**Task statement**
Return all lines in the material below that contain "toroidal".

** BEGIN Given entries **

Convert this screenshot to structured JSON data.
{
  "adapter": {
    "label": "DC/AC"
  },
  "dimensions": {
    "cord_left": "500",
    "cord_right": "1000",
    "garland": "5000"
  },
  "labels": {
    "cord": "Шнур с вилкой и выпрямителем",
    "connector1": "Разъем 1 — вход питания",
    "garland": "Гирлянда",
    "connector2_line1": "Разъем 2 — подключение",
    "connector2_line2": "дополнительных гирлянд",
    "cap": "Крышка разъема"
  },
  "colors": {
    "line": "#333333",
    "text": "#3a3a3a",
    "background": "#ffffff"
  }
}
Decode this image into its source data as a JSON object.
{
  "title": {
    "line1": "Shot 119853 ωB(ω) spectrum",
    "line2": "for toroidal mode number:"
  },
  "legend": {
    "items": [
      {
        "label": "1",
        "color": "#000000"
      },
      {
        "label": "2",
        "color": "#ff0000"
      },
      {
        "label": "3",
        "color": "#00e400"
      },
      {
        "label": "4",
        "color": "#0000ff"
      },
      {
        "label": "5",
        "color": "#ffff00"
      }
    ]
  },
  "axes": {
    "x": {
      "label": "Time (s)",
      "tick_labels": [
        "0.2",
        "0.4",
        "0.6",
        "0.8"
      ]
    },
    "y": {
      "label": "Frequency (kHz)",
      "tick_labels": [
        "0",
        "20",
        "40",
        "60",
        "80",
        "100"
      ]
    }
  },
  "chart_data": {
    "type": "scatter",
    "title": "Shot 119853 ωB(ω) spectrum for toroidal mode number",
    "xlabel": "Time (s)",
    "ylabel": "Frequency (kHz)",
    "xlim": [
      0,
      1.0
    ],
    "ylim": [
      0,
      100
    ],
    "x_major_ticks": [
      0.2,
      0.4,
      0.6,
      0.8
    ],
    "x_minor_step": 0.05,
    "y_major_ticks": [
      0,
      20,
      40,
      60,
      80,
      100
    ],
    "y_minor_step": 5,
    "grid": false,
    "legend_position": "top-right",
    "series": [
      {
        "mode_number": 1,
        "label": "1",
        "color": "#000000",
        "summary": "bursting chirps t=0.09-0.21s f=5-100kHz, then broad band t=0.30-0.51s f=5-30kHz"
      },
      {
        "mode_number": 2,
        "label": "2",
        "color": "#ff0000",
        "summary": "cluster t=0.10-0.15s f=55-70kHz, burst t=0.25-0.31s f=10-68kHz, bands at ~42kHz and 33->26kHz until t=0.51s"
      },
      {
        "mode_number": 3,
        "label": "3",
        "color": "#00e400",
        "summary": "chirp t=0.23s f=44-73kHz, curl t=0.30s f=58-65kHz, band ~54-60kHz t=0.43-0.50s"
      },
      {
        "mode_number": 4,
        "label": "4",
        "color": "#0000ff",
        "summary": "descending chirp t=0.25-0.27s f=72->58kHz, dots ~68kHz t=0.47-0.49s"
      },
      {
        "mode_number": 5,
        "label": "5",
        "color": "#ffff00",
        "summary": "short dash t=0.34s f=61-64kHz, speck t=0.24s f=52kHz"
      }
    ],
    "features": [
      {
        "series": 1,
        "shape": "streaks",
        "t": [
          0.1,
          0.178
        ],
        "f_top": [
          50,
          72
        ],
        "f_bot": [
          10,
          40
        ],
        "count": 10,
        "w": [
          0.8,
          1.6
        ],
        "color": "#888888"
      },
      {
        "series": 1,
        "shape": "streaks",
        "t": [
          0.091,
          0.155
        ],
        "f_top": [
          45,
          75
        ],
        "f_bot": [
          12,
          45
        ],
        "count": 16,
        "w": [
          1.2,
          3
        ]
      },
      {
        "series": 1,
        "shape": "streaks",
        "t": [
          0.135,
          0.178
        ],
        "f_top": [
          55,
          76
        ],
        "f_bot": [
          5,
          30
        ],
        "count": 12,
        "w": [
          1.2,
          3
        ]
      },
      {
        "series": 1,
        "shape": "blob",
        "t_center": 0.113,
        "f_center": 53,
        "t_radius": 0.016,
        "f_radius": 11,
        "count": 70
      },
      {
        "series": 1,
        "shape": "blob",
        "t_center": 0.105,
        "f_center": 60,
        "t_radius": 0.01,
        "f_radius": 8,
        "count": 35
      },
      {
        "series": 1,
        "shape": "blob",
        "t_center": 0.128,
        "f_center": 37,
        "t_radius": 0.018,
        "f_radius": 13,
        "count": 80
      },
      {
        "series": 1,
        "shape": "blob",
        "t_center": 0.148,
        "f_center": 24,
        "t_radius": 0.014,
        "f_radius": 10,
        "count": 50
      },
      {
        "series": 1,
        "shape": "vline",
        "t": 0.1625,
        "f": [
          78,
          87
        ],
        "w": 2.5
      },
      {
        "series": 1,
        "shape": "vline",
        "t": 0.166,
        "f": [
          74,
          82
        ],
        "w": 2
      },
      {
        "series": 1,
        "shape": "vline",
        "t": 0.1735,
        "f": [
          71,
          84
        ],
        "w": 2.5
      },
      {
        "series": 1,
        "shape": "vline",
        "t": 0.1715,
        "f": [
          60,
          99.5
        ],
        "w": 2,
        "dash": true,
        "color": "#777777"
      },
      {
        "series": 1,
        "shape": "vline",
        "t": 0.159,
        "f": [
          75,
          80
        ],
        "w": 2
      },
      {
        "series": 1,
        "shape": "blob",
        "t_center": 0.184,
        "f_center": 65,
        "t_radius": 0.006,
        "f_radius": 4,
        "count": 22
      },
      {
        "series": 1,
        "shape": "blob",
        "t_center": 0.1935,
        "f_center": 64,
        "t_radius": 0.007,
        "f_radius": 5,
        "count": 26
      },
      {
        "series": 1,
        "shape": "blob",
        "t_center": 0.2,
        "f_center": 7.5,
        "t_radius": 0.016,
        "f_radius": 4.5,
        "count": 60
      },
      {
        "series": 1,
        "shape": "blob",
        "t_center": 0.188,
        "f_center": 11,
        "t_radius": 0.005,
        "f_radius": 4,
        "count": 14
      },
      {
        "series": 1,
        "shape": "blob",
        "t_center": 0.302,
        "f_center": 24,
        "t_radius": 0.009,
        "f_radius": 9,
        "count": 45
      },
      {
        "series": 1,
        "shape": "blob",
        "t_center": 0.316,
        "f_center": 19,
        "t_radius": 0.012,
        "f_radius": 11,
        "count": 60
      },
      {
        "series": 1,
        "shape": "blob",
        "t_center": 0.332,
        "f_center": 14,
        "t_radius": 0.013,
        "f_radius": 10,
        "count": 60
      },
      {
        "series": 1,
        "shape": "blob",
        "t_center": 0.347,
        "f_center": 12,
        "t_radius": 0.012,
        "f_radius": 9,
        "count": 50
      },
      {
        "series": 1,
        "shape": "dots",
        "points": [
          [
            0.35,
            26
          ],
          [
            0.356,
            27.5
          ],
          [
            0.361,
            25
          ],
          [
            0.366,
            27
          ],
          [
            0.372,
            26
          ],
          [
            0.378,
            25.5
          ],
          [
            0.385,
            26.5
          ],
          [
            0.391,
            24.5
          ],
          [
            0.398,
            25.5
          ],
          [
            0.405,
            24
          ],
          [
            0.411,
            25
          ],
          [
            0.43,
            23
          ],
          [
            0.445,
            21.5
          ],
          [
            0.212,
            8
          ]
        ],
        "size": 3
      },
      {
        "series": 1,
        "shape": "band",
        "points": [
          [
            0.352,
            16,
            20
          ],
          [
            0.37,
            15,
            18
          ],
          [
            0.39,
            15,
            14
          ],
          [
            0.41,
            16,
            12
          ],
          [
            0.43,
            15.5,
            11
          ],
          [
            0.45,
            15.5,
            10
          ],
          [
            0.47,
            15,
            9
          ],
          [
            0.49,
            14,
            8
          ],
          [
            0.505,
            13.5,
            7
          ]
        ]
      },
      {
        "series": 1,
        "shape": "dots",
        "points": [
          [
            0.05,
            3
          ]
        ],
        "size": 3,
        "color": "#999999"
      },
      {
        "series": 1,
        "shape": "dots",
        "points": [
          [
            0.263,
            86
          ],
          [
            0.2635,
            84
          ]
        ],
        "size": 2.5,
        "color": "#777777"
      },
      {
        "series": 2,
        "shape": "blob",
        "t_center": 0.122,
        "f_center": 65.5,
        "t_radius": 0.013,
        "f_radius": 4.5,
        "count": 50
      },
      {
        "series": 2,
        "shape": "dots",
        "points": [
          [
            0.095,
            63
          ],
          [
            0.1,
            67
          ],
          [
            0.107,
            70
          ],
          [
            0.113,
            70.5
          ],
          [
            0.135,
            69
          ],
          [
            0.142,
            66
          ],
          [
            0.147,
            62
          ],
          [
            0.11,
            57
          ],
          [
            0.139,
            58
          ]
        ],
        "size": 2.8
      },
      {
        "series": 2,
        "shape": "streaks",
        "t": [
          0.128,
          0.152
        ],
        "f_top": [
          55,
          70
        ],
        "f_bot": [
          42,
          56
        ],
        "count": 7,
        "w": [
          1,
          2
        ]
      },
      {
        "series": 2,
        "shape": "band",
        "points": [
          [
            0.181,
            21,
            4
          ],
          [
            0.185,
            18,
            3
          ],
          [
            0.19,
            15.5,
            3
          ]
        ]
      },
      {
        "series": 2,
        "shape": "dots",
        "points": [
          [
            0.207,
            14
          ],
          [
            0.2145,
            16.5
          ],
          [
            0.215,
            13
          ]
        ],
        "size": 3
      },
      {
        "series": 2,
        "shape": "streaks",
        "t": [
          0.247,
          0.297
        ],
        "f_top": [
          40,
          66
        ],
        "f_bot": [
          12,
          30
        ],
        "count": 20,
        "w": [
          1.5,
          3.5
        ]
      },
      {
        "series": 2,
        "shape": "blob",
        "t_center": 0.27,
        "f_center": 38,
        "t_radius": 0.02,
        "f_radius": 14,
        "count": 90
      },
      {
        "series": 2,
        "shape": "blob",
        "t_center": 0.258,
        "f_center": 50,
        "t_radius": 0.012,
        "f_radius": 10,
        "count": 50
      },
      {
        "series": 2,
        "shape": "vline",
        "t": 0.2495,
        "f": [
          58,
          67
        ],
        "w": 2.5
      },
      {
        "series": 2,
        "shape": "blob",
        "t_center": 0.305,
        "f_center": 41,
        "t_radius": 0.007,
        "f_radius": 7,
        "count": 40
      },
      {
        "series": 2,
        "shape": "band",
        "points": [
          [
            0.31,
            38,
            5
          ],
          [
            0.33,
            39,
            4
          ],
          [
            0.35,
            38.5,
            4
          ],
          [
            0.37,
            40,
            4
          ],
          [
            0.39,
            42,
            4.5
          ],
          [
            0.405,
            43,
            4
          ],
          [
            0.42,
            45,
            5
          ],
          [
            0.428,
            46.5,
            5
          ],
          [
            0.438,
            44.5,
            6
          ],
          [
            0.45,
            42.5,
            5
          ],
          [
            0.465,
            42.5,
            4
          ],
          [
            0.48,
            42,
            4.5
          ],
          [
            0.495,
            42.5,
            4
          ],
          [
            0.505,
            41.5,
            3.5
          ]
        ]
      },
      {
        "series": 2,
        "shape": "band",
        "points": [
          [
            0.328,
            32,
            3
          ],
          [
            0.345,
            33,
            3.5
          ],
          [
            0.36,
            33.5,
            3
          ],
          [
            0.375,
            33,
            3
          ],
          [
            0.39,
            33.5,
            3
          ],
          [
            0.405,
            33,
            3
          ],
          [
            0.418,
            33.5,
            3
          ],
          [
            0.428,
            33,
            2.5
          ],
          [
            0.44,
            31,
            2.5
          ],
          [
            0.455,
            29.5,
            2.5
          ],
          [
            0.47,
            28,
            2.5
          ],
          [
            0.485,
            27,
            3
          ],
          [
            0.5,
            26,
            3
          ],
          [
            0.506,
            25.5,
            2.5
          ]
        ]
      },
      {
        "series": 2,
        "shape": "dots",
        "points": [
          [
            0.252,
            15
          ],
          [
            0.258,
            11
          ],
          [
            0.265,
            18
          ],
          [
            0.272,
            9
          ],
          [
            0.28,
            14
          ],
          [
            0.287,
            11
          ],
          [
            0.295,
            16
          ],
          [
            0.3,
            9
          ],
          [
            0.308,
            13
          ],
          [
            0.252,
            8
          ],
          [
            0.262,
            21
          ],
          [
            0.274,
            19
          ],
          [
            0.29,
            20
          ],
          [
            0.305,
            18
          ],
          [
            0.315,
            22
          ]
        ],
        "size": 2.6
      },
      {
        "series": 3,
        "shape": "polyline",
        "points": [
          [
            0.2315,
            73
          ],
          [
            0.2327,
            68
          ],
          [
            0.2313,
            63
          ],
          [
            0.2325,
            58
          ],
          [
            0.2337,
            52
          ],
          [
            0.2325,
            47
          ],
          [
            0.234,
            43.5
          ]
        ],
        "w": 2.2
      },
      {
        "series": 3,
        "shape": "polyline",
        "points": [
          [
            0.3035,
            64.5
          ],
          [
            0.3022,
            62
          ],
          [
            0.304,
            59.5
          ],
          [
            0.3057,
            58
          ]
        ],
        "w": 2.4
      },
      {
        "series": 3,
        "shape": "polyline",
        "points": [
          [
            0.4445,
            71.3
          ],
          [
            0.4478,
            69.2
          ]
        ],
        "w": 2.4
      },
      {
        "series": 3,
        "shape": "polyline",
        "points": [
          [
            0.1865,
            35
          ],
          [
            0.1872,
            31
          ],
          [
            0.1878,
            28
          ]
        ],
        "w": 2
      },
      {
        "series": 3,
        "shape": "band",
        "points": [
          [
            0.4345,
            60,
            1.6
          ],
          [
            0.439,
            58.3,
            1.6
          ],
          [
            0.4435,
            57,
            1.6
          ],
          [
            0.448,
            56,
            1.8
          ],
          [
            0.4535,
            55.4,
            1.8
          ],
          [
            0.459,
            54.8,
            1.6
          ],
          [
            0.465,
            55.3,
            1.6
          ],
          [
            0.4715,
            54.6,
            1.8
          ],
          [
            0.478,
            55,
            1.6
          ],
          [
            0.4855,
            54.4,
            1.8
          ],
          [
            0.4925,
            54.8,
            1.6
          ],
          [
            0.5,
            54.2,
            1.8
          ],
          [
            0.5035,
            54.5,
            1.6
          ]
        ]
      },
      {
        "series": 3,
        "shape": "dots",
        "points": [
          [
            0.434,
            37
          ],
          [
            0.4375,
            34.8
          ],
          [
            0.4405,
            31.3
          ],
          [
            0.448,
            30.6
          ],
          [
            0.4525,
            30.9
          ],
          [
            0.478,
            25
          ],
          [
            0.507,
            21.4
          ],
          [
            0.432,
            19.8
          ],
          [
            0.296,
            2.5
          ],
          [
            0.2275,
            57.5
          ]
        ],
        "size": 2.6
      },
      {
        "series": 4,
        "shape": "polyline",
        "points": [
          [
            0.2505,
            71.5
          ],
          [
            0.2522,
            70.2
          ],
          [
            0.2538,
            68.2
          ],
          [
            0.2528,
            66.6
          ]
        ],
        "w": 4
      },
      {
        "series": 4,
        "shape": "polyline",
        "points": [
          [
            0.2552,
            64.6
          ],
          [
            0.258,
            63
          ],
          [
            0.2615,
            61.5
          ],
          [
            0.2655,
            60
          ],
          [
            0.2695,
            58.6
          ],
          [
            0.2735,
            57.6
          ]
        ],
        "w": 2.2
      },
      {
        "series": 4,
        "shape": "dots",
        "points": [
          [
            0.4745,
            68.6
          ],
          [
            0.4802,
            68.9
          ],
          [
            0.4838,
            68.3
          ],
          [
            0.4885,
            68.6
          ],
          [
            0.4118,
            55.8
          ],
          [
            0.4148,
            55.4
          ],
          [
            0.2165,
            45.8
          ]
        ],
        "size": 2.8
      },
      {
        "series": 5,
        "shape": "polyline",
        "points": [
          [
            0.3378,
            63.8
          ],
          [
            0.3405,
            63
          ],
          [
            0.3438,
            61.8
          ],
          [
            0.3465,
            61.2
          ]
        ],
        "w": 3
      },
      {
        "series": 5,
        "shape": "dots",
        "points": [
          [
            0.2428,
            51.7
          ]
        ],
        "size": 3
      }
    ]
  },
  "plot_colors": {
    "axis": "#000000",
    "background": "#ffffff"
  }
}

** END Given entries **

**Completed exercise**
    "line2": "for toroidal mode number:"
    "title": "Shot 119853 ωB(ω) spectrum for toroidal mode number",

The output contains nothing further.